Start of Material for the task

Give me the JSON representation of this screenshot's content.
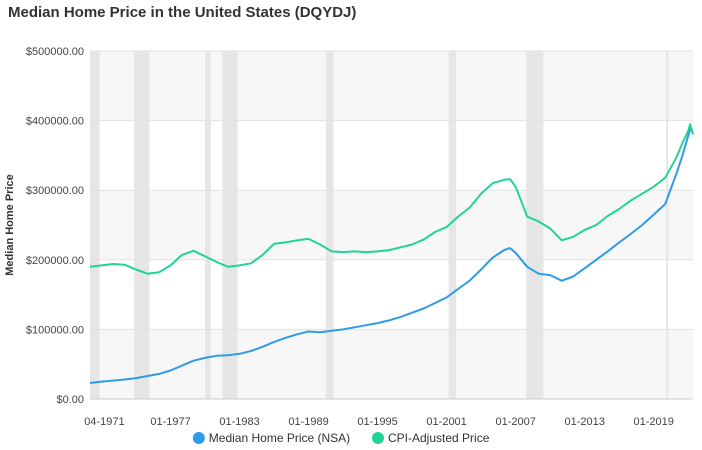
{
  "chart_data": {
    "type": "line",
    "title": "Median Home Price in the United States (DQYDJ)",
    "xlabel": "",
    "ylabel": "Median Home Price",
    "ylim": [
      0,
      500000
    ],
    "yticks": [
      0,
      100000,
      200000,
      300000,
      400000,
      500000
    ],
    "ytick_labels": [
      "$0.00",
      "$100000.00",
      "$200000.00",
      "$300000.00",
      "$400000.00",
      "$500000.00"
    ],
    "xlim": [
      "1970-01",
      "2022-06"
    ],
    "xticks": [
      "1971-04",
      "1977-01",
      "1983-01",
      "1989-01",
      "1995-01",
      "2001-01",
      "2007-01",
      "2013-01",
      "2019-01"
    ],
    "xtick_labels": [
      "04-1971",
      "01-1977",
      "01-1983",
      "01-1989",
      "01-1995",
      "01-2001",
      "01-2007",
      "01-2013",
      "01-2019"
    ],
    "grid": "horizontal",
    "legend": "bottom",
    "recession_bands": [
      [
        "1970-01",
        "1970-11"
      ],
      [
        "1973-11",
        "1975-03"
      ],
      [
        "1980-01",
        "1980-07"
      ],
      [
        "1981-07",
        "1982-11"
      ],
      [
        "1990-07",
        "1991-03"
      ],
      [
        "2001-03",
        "2001-11"
      ],
      [
        "2007-12",
        "2009-06"
      ],
      [
        "2020-02",
        "2020-04"
      ]
    ],
    "series": [
      {
        "name": "Median Home Price (NSA)",
        "color": "#2f9be8",
        "x": [
          "1970-01",
          "1971-01",
          "1972-01",
          "1973-01",
          "1974-01",
          "1975-01",
          "1976-01",
          "1977-01",
          "1978-01",
          "1979-01",
          "1980-01",
          "1981-01",
          "1982-01",
          "1983-01",
          "1984-01",
          "1985-01",
          "1986-01",
          "1987-01",
          "1988-01",
          "1989-01",
          "1990-01",
          "1991-01",
          "1992-01",
          "1993-01",
          "1994-01",
          "1995-01",
          "1996-01",
          "1997-01",
          "1998-01",
          "1999-01",
          "2000-01",
          "2001-01",
          "2002-01",
          "2003-01",
          "2004-01",
          "2005-01",
          "2006-01",
          "2006-07",
          "2007-01",
          "2008-01",
          "2009-01",
          "2010-01",
          "2011-01",
          "2012-01",
          "2013-01",
          "2014-01",
          "2015-01",
          "2016-01",
          "2017-01",
          "2018-01",
          "2019-01",
          "2020-01",
          "2021-01",
          "2021-07",
          "2022-01",
          "2022-03",
          "2022-06"
        ],
        "values": [
          23000,
          25000,
          26500,
          28000,
          30000,
          33000,
          36000,
          41000,
          48000,
          55000,
          59000,
          62000,
          63000,
          65000,
          69000,
          75000,
          82000,
          88000,
          93000,
          97000,
          96000,
          98000,
          100000,
          103000,
          106000,
          109000,
          113000,
          118000,
          124000,
          130000,
          138000,
          146000,
          158000,
          170000,
          186000,
          203000,
          214000,
          217000,
          210000,
          190000,
          180000,
          178000,
          170000,
          176000,
          188000,
          200000,
          212000,
          225000,
          237000,
          250000,
          265000,
          280000,
          325000,
          350000,
          378000,
          388000,
          382000
        ]
      },
      {
        "name": "CPI-Adjusted Price",
        "color": "#21d495",
        "x": [
          "1970-01",
          "1971-01",
          "1972-01",
          "1973-01",
          "1974-01",
          "1975-01",
          "1976-01",
          "1977-01",
          "1978-01",
          "1979-01",
          "1980-01",
          "1981-01",
          "1982-01",
          "1983-01",
          "1984-01",
          "1985-01",
          "1986-01",
          "1987-01",
          "1988-01",
          "1989-01",
          "1990-01",
          "1991-01",
          "1992-01",
          "1993-01",
          "1994-01",
          "1995-01",
          "1996-01",
          "1997-01",
          "1998-01",
          "1999-01",
          "2000-01",
          "2001-01",
          "2002-01",
          "2003-01",
          "2004-01",
          "2005-01",
          "2006-01",
          "2006-07",
          "2007-01",
          "2008-01",
          "2009-01",
          "2010-01",
          "2011-01",
          "2012-01",
          "2013-01",
          "2014-01",
          "2015-01",
          "2016-01",
          "2017-01",
          "2018-01",
          "2019-01",
          "2020-01",
          "2021-01",
          "2021-07",
          "2022-01",
          "2022-03",
          "2022-06"
        ],
        "values": [
          190000,
          192000,
          194000,
          193000,
          186000,
          180000,
          182000,
          192000,
          207000,
          213000,
          205000,
          197000,
          190000,
          192000,
          195000,
          207000,
          223000,
          225000,
          228000,
          230000,
          222000,
          212000,
          211000,
          212000,
          211000,
          212000,
          214000,
          218000,
          222000,
          229000,
          240000,
          247000,
          262000,
          275000,
          295000,
          310000,
          315000,
          316000,
          305000,
          262000,
          255000,
          245000,
          228000,
          233000,
          243000,
          250000,
          263000,
          273000,
          285000,
          295000,
          305000,
          318000,
          348000,
          368000,
          385000,
          395000,
          380000
        ]
      }
    ]
  }
}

End of Material for the task

_Work required_: Give all the lines above again, character for character, without pictures.

_Complete answer_:
Give me the JSON representation of this screenshot's content.
{
  "chart_data": {
    "type": "line",
    "title": "Median Home Price in the United States (DQYDJ)",
    "xlabel": "",
    "ylabel": "Median Home Price",
    "ylim": [
      0,
      500000
    ],
    "yticks": [
      0,
      100000,
      200000,
      300000,
      400000,
      500000
    ],
    "ytick_labels": [
      "$0.00",
      "$100000.00",
      "$200000.00",
      "$300000.00",
      "$400000.00",
      "$500000.00"
    ],
    "xlim": [
      "1970-01",
      "2022-06"
    ],
    "xticks": [
      "1971-04",
      "1977-01",
      "1983-01",
      "1989-01",
      "1995-01",
      "2001-01",
      "2007-01",
      "2013-01",
      "2019-01"
    ],
    "xtick_labels": [
      "04-1971",
      "01-1977",
      "01-1983",
      "01-1989",
      "01-1995",
      "01-2001",
      "01-2007",
      "01-2013",
      "01-2019"
    ],
    "grid": "horizontal",
    "legend": "bottom",
    "recession_bands": [
      [
        "1970-01",
        "1970-11"
      ],
      [
        "1973-11",
        "1975-03"
      ],
      [
        "1980-01",
        "1980-07"
      ],
      [
        "1981-07",
        "1982-11"
      ],
      [
        "1990-07",
        "1991-03"
      ],
      [
        "2001-03",
        "2001-11"
      ],
      [
        "2007-12",
        "2009-06"
      ],
      [
        "2020-02",
        "2020-04"
      ]
    ],
    "series": [
      {
        "name": "Median Home Price (NSA)",
        "color": "#2f9be8",
        "x": [
          "1970-01",
          "1971-01",
          "1972-01",
          "1973-01",
          "1974-01",
          "1975-01",
          "1976-01",
          "1977-01",
          "1978-01",
          "1979-01",
          "1980-01",
          "1981-01",
          "1982-01",
          "1983-01",
          "1984-01",
          "1985-01",
          "1986-01",
          "1987-01",
          "1988-01",
          "1989-01",
          "1990-01",
          "1991-01",
          "1992-01",
          "1993-01",
          "1994-01",
          "1995-01",
          "1996-01",
          "1997-01",
          "1998-01",
          "1999-01",
          "2000-01",
          "2001-01",
          "2002-01",
          "2003-01",
          "2004-01",
          "2005-01",
          "2006-01",
          "2006-07",
          "2007-01",
          "2008-01",
          "2009-01",
          "2010-01",
          "2011-01",
          "2012-01",
          "2013-01",
          "2014-01",
          "2015-01",
          "2016-01",
          "2017-01",
          "2018-01",
          "2019-01",
          "2020-01",
          "2021-01",
          "2021-07",
          "2022-01",
          "2022-03",
          "2022-06"
        ],
        "values": [
          23000,
          25000,
          26500,
          28000,
          30000,
          33000,
          36000,
          41000,
          48000,
          55000,
          59000,
          62000,
          63000,
          65000,
          69000,
          75000,
          82000,
          88000,
          93000,
          97000,
          96000,
          98000,
          100000,
          103000,
          106000,
          109000,
          113000,
          118000,
          124000,
          130000,
          138000,
          146000,
          158000,
          170000,
          186000,
          203000,
          214000,
          217000,
          210000,
          190000,
          180000,
          178000,
          170000,
          176000,
          188000,
          200000,
          212000,
          225000,
          237000,
          250000,
          265000,
          280000,
          325000,
          350000,
          378000,
          388000,
          382000
        ]
      },
      {
        "name": "CPI-Adjusted Price",
        "color": "#21d495",
        "x": [
          "1970-01",
          "1971-01",
          "1972-01",
          "1973-01",
          "1974-01",
          "1975-01",
          "1976-01",
          "1977-01",
          "1978-01",
          "1979-01",
          "1980-01",
          "1981-01",
          "1982-01",
          "1983-01",
          "1984-01",
          "1985-01",
          "1986-01",
          "1987-01",
          "1988-01",
          "1989-01",
          "1990-01",
          "1991-01",
          "1992-01",
          "1993-01",
          "1994-01",
          "1995-01",
          "1996-01",
          "1997-01",
          "1998-01",
          "1999-01",
          "2000-01",
          "2001-01",
          "2002-01",
          "2003-01",
          "2004-01",
          "2005-01",
          "2006-01",
          "2006-07",
          "2007-01",
          "2008-01",
          "2009-01",
          "2010-01",
          "2011-01",
          "2012-01",
          "2013-01",
          "2014-01",
          "2015-01",
          "2016-01",
          "2017-01",
          "2018-01",
          "2019-01",
          "2020-01",
          "2021-01",
          "2021-07",
          "2022-01",
          "2022-03",
          "2022-06"
        ],
        "values": [
          190000,
          192000,
          194000,
          193000,
          186000,
          180000,
          182000,
          192000,
          207000,
          213000,
          205000,
          197000,
          190000,
          192000,
          195000,
          207000,
          223000,
          225000,
          228000,
          230000,
          222000,
          212000,
          211000,
          212000,
          211000,
          212000,
          214000,
          218000,
          222000,
          229000,
          240000,
          247000,
          262000,
          275000,
          295000,
          310000,
          315000,
          316000,
          305000,
          262000,
          255000,
          245000,
          228000,
          233000,
          243000,
          250000,
          263000,
          273000,
          285000,
          295000,
          305000,
          318000,
          348000,
          368000,
          385000,
          395000,
          380000
        ]
      }
    ]
  }
}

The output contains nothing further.